> _GIVEN PROBLEM_:
Work through the following lines and count those that hold the word "Sunday". Reply with that number only.
:: MATERIAL SHOWN ::
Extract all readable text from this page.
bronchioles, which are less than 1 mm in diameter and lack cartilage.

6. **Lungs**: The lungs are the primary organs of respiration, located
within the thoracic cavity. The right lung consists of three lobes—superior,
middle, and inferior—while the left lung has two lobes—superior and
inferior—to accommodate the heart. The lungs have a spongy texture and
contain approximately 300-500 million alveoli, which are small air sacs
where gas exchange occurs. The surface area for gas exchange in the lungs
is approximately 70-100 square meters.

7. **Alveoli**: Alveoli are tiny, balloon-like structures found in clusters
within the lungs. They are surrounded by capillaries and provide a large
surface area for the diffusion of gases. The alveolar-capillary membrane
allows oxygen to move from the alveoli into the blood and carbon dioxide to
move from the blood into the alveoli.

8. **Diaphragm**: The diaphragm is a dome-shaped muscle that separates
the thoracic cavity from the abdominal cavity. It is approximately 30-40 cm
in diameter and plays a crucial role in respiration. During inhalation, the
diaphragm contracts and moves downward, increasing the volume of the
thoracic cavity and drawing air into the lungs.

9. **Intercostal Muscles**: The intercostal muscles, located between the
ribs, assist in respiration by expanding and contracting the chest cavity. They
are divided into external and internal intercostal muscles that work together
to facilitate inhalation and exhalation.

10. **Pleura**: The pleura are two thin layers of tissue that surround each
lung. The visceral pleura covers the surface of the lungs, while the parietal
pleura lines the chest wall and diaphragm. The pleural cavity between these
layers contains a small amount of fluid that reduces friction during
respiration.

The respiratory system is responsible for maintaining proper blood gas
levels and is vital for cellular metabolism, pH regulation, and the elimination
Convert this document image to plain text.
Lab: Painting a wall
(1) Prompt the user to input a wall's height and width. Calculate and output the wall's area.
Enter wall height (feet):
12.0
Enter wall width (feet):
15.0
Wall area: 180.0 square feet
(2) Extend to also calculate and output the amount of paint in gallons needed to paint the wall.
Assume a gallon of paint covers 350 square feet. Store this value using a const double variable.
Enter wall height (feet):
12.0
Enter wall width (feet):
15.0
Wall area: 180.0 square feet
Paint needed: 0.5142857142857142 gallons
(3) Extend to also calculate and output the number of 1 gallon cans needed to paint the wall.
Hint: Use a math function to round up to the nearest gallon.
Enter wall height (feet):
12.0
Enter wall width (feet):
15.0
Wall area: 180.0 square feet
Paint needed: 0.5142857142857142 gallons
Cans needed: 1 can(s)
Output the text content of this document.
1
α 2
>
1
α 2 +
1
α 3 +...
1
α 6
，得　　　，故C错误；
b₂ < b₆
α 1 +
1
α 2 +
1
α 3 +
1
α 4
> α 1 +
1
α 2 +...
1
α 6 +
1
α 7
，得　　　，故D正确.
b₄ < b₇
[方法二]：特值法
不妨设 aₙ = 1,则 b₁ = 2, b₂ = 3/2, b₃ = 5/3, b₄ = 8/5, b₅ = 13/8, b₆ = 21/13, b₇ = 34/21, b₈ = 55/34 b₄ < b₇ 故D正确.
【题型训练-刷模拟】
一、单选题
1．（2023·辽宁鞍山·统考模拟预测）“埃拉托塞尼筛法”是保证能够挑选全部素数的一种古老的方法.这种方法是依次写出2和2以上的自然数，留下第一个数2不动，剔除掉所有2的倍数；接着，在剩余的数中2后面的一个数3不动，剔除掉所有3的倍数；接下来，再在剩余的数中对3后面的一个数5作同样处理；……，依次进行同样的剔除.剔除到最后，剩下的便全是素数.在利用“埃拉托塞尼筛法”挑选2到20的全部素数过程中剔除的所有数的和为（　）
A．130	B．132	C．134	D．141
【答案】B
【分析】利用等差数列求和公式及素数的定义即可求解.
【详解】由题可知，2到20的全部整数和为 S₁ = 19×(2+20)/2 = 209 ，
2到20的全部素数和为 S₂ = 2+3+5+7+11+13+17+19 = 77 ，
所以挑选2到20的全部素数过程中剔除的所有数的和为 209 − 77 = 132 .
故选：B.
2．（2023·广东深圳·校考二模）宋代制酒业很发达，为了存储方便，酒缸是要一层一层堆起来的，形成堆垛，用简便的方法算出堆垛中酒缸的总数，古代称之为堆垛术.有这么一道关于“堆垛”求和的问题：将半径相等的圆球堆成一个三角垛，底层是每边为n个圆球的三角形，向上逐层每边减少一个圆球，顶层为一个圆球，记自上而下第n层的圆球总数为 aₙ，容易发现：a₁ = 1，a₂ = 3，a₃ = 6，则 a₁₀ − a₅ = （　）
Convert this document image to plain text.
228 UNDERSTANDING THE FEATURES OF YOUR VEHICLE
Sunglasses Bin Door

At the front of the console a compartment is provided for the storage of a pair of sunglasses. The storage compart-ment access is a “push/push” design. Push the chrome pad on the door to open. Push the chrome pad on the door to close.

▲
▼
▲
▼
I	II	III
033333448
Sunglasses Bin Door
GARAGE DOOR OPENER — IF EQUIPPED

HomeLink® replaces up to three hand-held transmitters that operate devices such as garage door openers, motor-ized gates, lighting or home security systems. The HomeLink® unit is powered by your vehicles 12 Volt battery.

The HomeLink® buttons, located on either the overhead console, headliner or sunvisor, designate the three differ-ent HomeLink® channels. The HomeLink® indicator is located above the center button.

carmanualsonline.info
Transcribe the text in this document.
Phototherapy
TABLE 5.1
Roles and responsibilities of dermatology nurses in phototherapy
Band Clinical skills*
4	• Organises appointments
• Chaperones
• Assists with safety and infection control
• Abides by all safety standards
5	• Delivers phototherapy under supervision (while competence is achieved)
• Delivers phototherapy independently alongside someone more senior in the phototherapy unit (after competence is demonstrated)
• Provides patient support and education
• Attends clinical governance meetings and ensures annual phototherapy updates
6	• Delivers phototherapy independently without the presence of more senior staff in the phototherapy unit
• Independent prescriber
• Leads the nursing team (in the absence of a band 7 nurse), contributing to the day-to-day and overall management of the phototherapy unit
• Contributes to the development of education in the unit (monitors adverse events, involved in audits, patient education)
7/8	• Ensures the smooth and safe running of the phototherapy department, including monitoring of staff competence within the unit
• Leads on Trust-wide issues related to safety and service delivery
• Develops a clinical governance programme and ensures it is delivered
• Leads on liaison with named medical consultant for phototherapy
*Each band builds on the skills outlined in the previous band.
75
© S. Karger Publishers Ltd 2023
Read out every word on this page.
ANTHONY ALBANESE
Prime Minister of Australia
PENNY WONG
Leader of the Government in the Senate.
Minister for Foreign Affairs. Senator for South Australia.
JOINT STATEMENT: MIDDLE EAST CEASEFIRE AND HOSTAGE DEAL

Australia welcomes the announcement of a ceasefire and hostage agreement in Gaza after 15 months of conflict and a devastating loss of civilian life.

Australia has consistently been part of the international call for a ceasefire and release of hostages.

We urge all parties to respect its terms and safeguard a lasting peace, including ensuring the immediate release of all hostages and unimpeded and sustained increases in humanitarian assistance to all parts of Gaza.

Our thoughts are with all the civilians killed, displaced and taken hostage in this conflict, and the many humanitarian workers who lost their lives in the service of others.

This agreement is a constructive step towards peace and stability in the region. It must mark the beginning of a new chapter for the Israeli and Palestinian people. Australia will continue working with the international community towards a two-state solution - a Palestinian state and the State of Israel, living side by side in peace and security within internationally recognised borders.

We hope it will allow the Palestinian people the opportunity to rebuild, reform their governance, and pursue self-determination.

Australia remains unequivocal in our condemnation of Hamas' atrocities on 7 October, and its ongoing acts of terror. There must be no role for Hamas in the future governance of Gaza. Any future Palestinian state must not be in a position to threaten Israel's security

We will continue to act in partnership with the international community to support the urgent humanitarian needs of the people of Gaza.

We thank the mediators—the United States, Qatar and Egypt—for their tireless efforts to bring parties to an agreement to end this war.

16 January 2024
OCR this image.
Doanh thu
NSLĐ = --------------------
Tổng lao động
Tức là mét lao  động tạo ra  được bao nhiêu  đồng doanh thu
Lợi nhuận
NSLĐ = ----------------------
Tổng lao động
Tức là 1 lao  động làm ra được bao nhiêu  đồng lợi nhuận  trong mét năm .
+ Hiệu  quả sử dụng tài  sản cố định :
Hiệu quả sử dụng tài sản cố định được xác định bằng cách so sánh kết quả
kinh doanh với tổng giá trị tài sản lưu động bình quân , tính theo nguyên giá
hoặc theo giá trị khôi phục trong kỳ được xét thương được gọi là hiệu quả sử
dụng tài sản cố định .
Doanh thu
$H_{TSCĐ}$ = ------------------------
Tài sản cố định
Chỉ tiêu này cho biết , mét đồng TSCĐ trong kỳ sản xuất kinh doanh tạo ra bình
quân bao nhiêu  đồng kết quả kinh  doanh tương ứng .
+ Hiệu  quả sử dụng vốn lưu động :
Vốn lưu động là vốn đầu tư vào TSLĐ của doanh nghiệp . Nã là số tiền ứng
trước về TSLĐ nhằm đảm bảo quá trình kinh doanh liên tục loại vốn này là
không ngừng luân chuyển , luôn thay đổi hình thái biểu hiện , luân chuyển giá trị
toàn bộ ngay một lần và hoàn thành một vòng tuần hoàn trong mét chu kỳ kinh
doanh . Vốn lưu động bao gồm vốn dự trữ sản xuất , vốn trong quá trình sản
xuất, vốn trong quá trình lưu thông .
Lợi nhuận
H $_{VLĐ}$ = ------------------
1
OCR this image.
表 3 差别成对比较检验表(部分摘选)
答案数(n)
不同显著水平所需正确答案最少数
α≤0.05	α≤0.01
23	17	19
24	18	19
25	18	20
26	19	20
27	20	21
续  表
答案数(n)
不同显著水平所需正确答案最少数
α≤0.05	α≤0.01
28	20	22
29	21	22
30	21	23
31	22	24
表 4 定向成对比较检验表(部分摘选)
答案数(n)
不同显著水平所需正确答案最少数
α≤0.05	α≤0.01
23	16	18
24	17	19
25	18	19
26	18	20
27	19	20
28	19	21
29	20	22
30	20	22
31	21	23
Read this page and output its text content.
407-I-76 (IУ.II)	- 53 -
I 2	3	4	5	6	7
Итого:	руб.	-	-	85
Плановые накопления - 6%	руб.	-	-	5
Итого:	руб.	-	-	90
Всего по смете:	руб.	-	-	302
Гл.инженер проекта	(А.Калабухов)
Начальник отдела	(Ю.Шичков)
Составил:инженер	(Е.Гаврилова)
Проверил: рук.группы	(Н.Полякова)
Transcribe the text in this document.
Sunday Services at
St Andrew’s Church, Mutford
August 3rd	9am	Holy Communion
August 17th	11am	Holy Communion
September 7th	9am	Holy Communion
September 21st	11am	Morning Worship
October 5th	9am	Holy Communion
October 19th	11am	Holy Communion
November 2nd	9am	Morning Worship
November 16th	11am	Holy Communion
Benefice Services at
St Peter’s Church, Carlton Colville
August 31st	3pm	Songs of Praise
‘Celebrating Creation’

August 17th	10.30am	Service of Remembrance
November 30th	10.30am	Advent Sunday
:::
> _ANSWER FOR THIS EXERCISE_:
2